(Material provided)

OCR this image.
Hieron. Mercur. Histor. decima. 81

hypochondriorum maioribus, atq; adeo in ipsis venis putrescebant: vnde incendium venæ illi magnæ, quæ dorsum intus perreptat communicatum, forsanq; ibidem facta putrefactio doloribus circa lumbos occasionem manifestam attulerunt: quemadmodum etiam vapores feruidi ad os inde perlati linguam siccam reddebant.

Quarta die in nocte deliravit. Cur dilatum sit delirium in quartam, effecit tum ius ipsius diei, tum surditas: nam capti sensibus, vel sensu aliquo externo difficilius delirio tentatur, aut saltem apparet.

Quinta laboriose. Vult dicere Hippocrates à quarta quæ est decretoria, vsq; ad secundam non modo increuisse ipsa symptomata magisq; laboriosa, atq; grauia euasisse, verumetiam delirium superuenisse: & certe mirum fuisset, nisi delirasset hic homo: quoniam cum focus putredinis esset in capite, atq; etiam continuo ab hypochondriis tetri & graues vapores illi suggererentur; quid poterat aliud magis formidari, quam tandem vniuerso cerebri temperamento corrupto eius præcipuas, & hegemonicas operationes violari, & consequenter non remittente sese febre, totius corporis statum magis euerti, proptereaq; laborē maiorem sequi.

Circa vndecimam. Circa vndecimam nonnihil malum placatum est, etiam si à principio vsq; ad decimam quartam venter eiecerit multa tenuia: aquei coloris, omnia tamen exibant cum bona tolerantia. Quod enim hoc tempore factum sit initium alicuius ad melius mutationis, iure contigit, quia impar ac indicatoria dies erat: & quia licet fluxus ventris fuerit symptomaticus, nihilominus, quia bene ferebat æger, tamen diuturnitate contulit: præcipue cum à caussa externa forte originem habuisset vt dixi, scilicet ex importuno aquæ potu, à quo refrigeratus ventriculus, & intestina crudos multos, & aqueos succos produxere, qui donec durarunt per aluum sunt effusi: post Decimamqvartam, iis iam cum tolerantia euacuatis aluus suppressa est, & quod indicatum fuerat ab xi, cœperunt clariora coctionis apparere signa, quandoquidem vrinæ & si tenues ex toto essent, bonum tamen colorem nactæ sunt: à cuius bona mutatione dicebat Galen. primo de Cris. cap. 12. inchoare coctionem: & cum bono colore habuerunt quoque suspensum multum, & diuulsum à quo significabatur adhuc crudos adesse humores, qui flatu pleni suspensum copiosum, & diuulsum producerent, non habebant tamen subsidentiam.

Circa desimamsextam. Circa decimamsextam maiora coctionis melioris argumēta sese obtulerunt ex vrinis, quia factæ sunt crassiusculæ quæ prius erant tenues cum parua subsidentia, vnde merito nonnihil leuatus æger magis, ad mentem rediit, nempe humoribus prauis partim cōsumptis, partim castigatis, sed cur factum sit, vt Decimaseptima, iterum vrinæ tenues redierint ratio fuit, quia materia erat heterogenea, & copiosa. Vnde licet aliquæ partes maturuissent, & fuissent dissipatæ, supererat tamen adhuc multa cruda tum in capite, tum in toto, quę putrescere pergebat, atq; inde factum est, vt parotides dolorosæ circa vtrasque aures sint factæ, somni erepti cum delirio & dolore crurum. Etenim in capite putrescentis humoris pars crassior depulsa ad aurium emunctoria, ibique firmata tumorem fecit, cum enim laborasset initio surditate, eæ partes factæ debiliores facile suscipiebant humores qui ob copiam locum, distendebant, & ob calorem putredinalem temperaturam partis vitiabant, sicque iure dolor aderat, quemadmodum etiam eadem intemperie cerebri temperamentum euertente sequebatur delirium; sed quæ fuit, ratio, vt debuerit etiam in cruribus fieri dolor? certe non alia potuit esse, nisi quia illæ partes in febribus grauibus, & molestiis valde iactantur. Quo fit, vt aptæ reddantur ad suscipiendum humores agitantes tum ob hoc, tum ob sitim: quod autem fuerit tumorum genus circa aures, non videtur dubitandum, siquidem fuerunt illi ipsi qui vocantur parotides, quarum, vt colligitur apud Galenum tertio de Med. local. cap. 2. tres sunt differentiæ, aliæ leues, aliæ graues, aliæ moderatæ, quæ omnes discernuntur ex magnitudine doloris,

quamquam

(End Material provided)
(Material provided)

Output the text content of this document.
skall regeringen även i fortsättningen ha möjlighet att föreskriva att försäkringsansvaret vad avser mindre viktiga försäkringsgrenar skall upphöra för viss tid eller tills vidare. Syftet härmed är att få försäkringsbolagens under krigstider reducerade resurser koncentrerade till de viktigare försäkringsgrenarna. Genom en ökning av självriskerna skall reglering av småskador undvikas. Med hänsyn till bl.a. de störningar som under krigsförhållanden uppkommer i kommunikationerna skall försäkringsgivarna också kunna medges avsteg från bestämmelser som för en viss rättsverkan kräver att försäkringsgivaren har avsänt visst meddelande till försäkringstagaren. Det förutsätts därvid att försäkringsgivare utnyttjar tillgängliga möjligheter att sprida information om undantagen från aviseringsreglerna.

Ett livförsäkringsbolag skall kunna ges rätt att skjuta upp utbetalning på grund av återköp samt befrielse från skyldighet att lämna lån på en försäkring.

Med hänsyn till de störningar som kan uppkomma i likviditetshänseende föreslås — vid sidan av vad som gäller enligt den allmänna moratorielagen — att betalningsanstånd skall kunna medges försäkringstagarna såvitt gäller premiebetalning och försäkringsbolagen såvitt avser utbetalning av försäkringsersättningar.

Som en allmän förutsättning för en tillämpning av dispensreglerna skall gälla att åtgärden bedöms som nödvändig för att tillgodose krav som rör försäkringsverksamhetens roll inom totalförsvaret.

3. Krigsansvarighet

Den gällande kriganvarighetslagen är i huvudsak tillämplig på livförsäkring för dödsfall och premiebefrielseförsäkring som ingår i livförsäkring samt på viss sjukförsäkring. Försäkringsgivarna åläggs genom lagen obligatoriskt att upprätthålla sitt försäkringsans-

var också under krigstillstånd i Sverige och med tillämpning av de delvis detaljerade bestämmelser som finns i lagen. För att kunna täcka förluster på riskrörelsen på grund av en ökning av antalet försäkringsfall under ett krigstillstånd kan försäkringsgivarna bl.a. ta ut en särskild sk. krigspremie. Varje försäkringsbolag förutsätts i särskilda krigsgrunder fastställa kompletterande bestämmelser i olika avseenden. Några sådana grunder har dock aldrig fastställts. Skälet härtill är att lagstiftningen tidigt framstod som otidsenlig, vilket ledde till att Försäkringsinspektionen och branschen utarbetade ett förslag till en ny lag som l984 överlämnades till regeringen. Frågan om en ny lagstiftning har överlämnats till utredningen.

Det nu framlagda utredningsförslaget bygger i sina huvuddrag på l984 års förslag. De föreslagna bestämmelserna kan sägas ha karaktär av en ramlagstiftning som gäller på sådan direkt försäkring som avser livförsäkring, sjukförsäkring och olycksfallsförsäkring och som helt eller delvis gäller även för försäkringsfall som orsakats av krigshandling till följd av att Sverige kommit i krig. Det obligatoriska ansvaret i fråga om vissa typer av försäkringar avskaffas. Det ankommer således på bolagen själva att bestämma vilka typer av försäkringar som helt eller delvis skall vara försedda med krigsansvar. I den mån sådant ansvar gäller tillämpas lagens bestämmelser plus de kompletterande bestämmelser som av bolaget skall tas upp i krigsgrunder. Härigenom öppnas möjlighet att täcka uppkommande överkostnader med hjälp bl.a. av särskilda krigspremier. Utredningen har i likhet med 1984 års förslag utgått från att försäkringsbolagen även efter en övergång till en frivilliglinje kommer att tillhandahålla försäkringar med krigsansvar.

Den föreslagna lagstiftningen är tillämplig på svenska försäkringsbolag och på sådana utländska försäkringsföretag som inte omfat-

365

(End Material provided)
(Material provided)

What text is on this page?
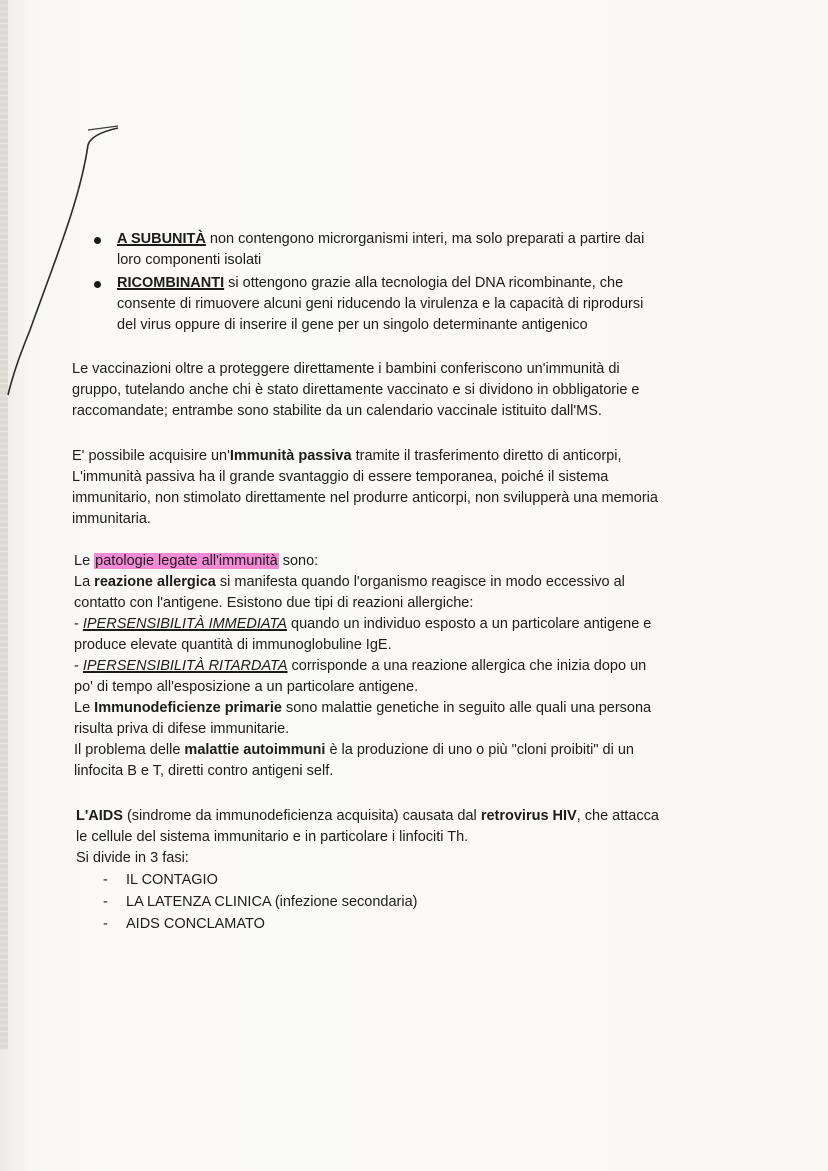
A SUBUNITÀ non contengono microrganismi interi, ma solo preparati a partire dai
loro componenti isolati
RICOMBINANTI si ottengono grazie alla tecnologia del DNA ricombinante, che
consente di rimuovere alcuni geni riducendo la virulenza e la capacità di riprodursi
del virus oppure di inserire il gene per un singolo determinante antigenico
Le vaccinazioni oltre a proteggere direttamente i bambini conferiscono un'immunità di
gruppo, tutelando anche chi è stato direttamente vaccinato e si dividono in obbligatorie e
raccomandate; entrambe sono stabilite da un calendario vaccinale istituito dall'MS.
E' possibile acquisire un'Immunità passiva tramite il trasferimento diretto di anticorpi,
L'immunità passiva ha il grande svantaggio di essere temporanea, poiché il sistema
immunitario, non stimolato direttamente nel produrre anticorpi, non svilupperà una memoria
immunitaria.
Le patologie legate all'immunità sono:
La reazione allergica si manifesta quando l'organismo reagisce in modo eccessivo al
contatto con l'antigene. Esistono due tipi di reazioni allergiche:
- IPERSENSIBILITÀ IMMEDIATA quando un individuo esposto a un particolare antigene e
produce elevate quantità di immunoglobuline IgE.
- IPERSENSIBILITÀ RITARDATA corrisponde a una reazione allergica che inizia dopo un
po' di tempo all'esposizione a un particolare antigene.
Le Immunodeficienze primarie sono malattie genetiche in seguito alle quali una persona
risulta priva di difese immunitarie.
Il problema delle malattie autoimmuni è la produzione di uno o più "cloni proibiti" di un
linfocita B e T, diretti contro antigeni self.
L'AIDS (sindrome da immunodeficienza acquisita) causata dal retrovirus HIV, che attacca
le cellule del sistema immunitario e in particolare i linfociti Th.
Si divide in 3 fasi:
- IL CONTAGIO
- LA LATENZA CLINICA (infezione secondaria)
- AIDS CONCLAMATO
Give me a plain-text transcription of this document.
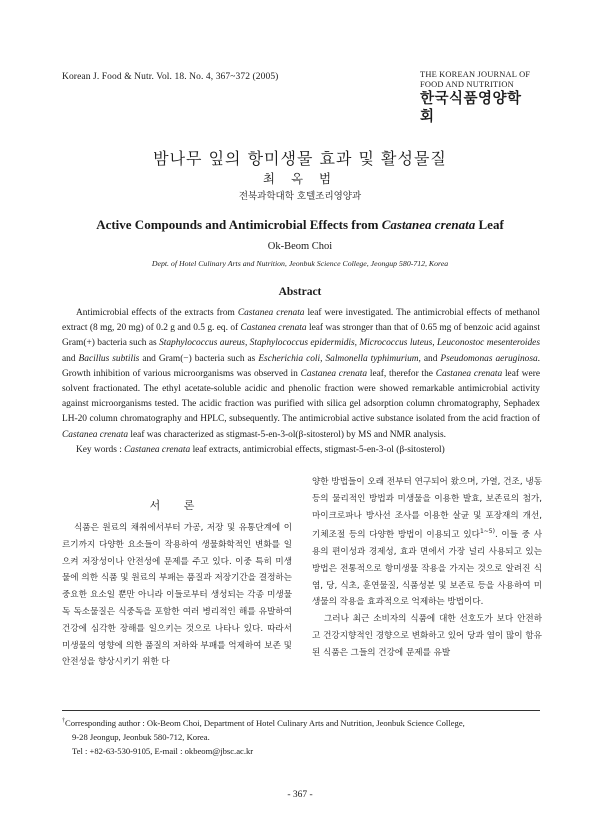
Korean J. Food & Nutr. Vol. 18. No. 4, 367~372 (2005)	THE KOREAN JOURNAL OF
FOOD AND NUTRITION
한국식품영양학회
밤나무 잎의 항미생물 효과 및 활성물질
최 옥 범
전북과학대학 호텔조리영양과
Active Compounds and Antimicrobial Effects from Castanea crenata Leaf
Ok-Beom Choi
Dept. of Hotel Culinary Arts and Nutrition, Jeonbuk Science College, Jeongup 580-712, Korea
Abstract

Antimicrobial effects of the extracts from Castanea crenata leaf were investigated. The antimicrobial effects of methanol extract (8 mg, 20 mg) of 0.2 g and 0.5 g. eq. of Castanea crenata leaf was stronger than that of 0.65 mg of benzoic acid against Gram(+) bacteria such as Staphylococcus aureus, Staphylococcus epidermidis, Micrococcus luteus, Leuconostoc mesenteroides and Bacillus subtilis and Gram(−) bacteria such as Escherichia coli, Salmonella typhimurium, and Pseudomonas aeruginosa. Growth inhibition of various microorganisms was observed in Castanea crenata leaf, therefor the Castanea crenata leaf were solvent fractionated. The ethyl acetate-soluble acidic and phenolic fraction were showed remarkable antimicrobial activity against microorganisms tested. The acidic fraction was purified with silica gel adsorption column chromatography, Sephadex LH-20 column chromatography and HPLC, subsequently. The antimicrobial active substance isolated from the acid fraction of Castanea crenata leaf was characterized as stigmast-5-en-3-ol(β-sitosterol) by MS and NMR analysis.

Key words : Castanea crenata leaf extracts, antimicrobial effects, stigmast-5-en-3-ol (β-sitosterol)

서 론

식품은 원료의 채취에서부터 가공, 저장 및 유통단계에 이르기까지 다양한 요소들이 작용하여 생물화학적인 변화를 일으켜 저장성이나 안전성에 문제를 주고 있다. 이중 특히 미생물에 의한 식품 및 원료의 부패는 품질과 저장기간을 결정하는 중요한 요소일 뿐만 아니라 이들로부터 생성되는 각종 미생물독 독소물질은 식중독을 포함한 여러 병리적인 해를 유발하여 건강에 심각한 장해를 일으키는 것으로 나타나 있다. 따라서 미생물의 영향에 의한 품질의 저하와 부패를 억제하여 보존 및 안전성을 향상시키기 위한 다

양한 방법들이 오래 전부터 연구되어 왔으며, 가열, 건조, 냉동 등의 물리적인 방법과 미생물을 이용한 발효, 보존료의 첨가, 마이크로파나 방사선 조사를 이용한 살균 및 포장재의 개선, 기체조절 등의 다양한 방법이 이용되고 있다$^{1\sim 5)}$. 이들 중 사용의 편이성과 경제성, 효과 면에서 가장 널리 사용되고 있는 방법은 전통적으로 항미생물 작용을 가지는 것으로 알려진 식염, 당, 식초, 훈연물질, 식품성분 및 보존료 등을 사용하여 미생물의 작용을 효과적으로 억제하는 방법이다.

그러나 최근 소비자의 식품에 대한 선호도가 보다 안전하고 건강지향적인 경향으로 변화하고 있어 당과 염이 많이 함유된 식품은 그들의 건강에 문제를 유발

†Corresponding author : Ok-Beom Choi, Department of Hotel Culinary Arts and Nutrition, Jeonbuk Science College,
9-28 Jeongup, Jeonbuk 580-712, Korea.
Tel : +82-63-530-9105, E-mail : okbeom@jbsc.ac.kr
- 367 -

(End Material provided)

**Task description**
Check every line above for the word "text" and copy those that have it.

**Solution for this task**
Output the text content of this document.
What text is on this page?
Give me a plain-text transcription of this document.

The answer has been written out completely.